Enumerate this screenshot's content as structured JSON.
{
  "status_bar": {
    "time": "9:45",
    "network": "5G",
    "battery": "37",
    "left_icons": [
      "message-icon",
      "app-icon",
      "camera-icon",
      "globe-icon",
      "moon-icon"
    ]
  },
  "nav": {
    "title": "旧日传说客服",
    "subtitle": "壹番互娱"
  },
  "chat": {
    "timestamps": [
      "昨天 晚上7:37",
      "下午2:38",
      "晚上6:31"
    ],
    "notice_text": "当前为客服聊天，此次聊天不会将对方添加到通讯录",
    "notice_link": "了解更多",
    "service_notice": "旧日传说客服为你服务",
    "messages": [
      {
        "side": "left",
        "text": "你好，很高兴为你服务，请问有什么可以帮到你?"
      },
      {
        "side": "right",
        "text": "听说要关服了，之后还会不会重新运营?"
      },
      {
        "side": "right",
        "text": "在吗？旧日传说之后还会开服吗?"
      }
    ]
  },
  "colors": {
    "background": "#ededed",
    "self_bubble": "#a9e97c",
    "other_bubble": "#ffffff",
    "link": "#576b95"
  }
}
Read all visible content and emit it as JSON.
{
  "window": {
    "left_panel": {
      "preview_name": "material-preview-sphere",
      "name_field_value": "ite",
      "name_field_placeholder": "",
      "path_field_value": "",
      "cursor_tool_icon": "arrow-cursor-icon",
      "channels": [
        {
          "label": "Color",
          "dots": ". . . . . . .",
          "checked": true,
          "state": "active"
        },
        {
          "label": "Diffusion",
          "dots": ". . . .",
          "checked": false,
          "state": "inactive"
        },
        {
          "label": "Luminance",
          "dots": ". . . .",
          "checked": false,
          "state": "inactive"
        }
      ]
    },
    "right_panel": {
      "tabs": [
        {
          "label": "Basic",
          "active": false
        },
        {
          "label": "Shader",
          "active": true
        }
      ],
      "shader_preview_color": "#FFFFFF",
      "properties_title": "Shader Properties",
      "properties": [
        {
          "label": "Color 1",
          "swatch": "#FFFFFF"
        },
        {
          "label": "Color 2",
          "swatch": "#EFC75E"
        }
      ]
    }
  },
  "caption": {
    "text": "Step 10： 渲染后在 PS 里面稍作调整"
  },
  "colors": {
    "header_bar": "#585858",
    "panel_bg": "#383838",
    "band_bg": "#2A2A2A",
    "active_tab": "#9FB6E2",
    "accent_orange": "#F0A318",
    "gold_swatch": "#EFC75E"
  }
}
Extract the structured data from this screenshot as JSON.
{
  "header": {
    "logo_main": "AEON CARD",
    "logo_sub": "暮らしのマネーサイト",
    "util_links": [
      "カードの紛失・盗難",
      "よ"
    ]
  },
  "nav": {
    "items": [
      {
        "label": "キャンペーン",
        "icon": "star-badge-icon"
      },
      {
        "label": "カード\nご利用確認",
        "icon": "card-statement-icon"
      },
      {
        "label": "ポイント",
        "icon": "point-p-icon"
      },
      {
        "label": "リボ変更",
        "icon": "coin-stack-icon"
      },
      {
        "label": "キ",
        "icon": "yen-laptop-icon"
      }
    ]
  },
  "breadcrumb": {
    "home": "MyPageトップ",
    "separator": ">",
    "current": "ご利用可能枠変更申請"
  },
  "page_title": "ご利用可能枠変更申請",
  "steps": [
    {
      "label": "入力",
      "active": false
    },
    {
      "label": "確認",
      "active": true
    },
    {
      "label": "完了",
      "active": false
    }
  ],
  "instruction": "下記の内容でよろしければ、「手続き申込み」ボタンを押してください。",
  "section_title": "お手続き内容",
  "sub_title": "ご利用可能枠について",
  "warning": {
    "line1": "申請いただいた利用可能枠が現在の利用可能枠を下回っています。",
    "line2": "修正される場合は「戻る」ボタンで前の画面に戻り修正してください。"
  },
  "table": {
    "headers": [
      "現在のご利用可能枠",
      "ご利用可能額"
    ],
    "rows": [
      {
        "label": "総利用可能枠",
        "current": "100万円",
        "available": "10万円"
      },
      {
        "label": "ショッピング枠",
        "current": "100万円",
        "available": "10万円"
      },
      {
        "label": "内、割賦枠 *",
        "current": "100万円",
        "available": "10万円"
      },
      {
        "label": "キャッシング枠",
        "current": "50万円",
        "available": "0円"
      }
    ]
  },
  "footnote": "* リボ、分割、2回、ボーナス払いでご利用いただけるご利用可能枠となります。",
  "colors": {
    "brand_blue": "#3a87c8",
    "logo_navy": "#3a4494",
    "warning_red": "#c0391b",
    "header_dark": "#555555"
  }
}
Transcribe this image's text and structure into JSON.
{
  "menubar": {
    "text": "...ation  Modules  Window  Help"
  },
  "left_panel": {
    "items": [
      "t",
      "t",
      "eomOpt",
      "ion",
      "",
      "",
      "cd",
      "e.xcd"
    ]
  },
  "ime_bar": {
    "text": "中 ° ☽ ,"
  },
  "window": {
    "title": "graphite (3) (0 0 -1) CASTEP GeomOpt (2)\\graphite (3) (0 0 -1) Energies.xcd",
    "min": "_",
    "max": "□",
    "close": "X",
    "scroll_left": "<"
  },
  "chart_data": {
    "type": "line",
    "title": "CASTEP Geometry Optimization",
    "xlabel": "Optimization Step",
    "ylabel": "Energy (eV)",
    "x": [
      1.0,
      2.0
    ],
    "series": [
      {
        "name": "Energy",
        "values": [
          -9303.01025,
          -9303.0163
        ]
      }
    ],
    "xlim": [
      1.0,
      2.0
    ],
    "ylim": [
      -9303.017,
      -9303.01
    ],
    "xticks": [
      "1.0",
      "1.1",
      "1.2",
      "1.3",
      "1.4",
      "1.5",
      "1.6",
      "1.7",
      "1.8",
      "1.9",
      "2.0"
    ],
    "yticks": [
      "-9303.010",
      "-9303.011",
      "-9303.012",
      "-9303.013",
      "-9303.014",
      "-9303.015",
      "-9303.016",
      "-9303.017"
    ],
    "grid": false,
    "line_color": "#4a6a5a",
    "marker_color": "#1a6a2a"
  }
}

** Aim of the exercise **
Show every line that contains the word "CASTEP".

** Output **
    "title": "graphite (3) (0 0 -1) CASTEP GeomOpt (2)\\graphite (3) (0 0 -1) Energies.xcd",
    "title": "CASTEP Geometry Optimization",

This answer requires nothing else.